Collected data
▼
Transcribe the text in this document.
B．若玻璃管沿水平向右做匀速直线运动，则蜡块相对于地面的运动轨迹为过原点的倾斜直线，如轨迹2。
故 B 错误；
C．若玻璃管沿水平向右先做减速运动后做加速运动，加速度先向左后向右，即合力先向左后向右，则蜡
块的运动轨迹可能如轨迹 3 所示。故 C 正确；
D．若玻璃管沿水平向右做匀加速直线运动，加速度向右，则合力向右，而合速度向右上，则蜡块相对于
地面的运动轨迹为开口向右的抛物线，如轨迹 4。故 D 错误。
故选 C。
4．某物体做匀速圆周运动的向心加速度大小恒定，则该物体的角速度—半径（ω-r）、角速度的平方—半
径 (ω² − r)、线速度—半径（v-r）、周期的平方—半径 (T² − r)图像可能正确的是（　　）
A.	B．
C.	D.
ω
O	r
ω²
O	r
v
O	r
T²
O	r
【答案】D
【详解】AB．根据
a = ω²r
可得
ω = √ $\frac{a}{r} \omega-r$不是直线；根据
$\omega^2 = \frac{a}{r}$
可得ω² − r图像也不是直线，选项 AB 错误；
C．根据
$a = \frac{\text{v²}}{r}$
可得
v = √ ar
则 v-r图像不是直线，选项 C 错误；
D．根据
▲
* _REQUEST_
Go through the records and gather the lines that hold "frac".

* _FINAL RESULT_
ω = √ $\frac{a}{r} \omega-r$不是直线；根据
$\omega^2 = \frac{a}{r}$
$a = \frac{\text{v²}}{r}$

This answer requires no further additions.